** Data to use **
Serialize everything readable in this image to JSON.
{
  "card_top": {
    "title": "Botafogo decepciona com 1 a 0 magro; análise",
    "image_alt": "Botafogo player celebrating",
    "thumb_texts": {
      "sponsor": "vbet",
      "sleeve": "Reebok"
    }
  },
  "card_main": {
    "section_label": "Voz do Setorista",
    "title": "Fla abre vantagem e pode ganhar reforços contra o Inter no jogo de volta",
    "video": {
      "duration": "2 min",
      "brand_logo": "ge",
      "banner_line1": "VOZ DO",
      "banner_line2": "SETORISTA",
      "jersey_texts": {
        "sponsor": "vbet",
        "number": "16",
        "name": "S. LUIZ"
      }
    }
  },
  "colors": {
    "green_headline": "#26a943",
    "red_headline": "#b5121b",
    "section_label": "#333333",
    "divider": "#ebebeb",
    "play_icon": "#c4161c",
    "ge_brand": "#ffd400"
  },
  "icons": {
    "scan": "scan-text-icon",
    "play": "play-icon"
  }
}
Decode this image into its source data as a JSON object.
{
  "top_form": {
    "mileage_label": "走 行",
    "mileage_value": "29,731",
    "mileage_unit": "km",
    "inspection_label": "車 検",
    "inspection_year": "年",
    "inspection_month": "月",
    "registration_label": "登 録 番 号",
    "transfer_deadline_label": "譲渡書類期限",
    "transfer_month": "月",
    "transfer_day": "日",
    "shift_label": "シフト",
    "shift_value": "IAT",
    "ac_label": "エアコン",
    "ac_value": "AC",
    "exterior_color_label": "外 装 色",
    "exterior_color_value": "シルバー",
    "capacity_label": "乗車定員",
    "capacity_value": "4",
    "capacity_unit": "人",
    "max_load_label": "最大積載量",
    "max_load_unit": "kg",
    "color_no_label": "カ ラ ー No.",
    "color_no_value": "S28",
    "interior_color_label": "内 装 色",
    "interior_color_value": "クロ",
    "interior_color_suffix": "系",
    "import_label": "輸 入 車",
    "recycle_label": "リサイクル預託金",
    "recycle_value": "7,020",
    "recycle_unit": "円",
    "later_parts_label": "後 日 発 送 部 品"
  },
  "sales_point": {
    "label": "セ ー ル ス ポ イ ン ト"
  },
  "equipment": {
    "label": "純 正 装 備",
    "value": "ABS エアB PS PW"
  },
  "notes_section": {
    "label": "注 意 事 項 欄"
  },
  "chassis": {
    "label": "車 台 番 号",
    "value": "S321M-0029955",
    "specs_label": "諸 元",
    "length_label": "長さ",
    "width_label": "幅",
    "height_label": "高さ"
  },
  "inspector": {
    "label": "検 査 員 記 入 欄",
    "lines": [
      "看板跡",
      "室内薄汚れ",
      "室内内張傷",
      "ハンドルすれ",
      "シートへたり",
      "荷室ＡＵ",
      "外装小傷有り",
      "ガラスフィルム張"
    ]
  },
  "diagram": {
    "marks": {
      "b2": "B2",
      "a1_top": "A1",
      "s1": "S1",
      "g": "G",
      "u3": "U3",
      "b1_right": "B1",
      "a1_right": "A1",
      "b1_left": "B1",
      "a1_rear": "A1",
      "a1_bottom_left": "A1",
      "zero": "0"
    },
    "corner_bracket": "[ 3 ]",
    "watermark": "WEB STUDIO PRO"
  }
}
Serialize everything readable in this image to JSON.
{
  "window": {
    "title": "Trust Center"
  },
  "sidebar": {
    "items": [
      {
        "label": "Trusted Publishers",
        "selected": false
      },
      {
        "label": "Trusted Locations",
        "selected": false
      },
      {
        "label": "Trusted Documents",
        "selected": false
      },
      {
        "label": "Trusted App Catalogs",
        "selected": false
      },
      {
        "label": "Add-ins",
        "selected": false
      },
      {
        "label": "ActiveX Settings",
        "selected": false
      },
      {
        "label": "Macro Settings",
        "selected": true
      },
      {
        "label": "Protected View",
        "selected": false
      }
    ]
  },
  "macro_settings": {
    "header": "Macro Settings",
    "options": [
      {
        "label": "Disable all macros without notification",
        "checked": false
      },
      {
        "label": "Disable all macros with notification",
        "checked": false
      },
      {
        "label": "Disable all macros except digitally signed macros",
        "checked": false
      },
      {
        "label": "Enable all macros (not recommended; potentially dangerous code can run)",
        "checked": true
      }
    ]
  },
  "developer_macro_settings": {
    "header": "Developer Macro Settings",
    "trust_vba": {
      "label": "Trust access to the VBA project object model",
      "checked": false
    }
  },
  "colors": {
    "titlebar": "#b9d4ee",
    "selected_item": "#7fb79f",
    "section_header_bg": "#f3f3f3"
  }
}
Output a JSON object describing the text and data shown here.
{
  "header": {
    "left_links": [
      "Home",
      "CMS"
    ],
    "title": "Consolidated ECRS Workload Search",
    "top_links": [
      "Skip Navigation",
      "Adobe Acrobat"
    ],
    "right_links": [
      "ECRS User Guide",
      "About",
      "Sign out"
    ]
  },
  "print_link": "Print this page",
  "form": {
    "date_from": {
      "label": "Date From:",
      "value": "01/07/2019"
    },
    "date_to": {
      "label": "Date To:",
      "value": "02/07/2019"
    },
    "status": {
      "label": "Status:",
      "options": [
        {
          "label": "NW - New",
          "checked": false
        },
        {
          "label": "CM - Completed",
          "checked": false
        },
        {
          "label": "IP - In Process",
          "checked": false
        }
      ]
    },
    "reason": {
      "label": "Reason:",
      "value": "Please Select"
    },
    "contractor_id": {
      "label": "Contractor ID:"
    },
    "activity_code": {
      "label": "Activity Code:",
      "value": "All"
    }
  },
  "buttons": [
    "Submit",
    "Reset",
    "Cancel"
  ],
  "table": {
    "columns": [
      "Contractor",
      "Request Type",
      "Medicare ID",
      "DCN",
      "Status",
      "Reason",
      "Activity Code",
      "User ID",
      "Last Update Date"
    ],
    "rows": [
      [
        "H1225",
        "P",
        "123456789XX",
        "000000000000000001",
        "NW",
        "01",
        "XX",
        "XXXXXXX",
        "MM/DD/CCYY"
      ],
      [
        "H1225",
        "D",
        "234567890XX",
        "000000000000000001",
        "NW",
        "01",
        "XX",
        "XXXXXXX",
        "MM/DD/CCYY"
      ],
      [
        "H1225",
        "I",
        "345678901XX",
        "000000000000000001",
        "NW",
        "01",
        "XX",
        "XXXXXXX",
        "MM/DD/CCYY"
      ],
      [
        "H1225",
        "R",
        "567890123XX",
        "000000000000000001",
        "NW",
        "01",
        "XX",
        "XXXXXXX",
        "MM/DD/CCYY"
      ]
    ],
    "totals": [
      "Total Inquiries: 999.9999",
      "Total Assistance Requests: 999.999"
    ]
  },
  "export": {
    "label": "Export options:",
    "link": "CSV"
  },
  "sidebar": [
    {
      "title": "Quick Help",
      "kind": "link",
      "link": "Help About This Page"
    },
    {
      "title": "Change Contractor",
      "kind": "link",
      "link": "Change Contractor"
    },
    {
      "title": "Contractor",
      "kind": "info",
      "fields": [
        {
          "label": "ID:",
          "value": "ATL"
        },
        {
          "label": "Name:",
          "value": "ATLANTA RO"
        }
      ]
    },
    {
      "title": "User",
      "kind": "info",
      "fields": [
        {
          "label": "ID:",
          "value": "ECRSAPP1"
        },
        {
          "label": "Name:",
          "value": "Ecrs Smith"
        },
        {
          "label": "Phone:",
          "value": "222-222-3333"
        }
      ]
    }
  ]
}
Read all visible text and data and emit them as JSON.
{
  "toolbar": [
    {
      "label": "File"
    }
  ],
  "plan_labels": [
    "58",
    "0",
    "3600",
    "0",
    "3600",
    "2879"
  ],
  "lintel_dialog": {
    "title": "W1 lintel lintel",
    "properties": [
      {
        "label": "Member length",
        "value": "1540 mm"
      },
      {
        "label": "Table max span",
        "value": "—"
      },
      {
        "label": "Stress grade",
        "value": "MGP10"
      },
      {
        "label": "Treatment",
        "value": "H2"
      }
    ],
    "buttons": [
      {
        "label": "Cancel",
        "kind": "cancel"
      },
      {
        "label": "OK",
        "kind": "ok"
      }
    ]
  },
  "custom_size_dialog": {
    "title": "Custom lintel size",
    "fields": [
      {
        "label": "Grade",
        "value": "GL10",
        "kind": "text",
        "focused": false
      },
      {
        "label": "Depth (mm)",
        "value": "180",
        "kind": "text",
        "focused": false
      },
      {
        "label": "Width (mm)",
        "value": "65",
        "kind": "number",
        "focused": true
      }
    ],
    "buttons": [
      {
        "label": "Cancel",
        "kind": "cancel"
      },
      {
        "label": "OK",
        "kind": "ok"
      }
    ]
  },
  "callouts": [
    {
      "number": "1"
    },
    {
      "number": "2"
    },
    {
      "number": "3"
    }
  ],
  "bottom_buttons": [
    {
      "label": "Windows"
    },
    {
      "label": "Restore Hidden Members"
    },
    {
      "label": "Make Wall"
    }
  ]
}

** Exercise brief **
Look through the material above and work out how many of its lines contain "Trusted". State the number only.

** Task result **
4